**SOURCE DOCUMENT:**
For this reason, God still strongly preaches the law on earth, so that all the world would learn what sin is, how severely God is angry against our sins, how they have earned eternal punishment, and that no man on earth lives without sins.  For that reason, everyone should fear God’s wrath.  But besides the Law-preaching he also lets all manner of terrifying punishments and plagues go out over the world, such as war, pestilence…[? Something zeit]…sickness, poverty, hunger, misery, fire, flood, bad weather [?], …Because the world still doesn’t want to believe that God is so violently angry against sin, Satan also blinds mankind and makes sin seem light and insignificant.

But one only has to look at how God punished the first world with the sin-flood, how he turned Sodom and Gomorrah inside out, how He let Jerusalem and the whole Kingdom be ravaged, how He often loads little children with grave sickness, and that sin could not have been put away unless God’s Son Himself had suffered, because God is a serious and [?] God who hates sins to such an extent that He not only wants to punish them in the parents but also the children until the third and fourth generation.  Because of that whoever from his heart wants to be converted, he must not remain in sins, and must not still have joy or pleasure in them, but instead must stop [living in conscious, willful sin] and be heartily sorry that he has angered God with his sins.  About this St. Bernard says excellently: Fides solatium est, non eget ille solatio, qui laetatur cum malefecerit.  “Faith is a comfort, but he needs no comfort who still rejoices and has pleasure when he has done evil.”

The whole sermon and postil in German can be found here:http://digitale.bibliothek.uni-halle.de/vd16/content/pageview/4315651

Snippets from Wikipedia bio:

Heshusius came from an influential family in Wesel. He was a student of Philipp Melanchthon at the University of Wittenberg and was consequently close to him. During the time of the Augsburg Interim, he lived in Oxford and Paris. In 1550 he took his master’s degree and was received by the Senate of the philosophical faculty; he lectured on rhetoric and as well as theology. In 1553 he became Superintendent in Goslar and acquired his doctoral degree in Wittenberg on May 19 the same year at the expense of the city. However, he soon came into conflict with Goslar and left in 1556 to take a post at the University of Rostock.

**INFORMATION SHOWN:**
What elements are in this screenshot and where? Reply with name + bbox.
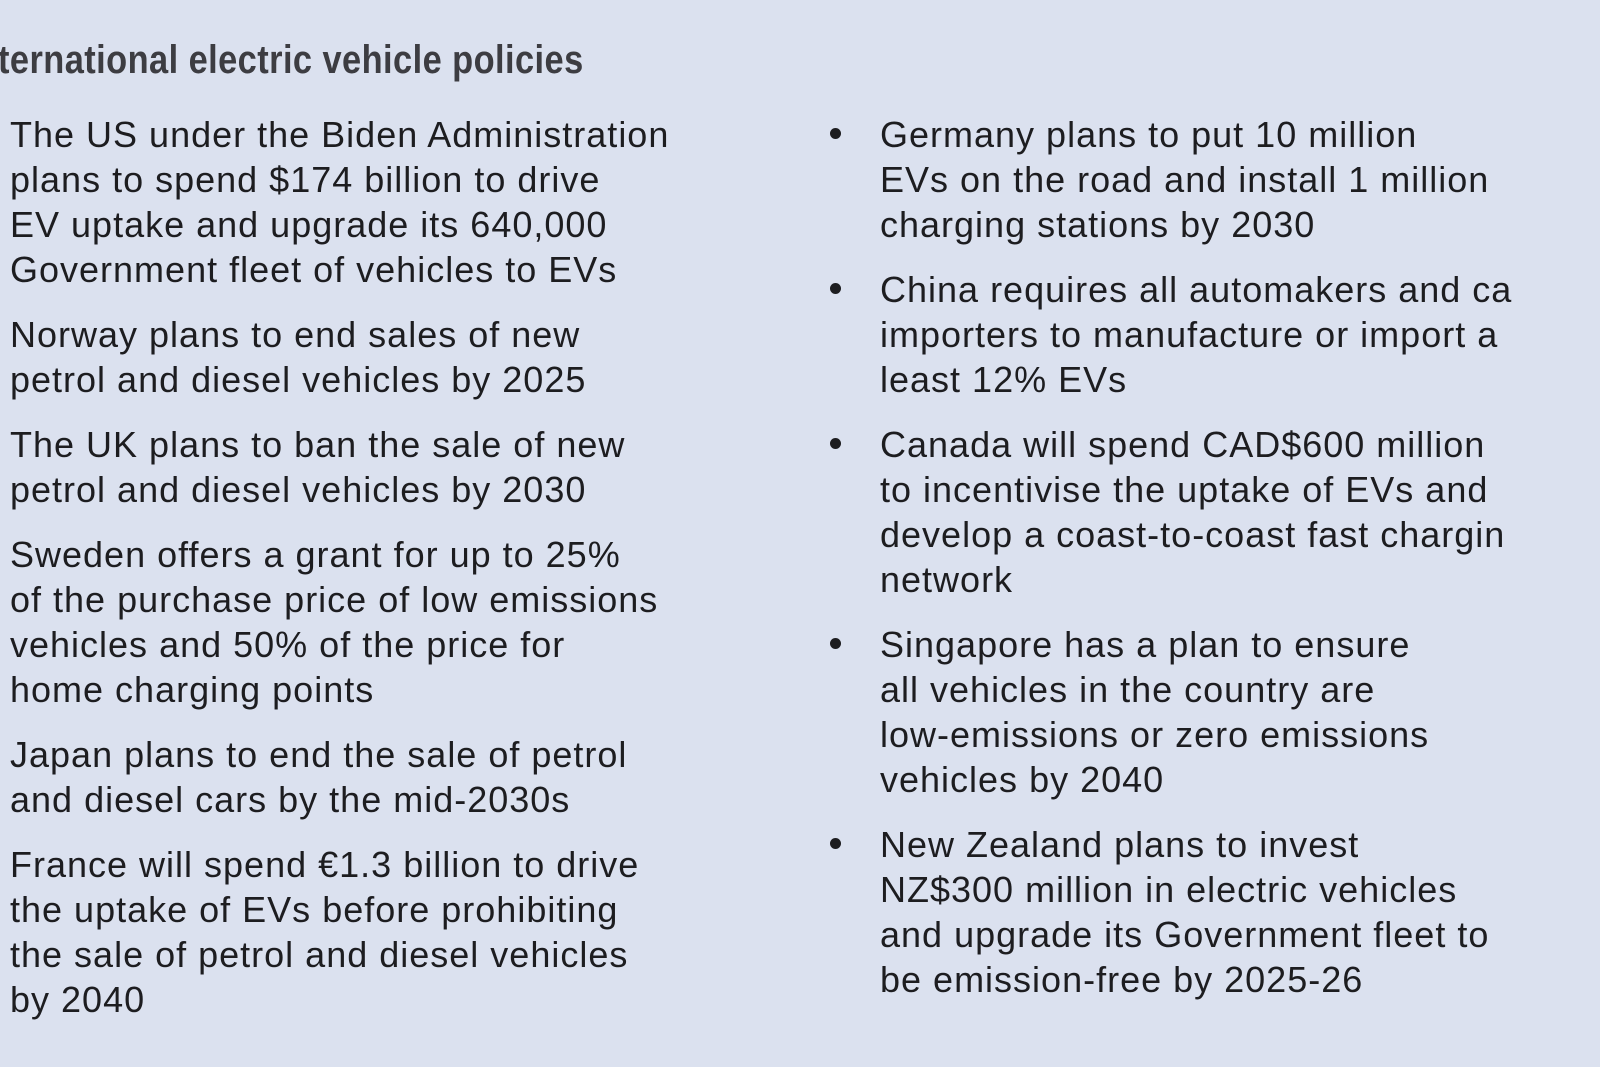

**GIVEN PROBLEM:** Name every town or city that the Wikipedia biography snippets in the source document mention as a place connected with Heshusius.

**COMPLETE OUTPUT:** Wesel, Wittenberg, Oxford, Paris, Goslar, Rostock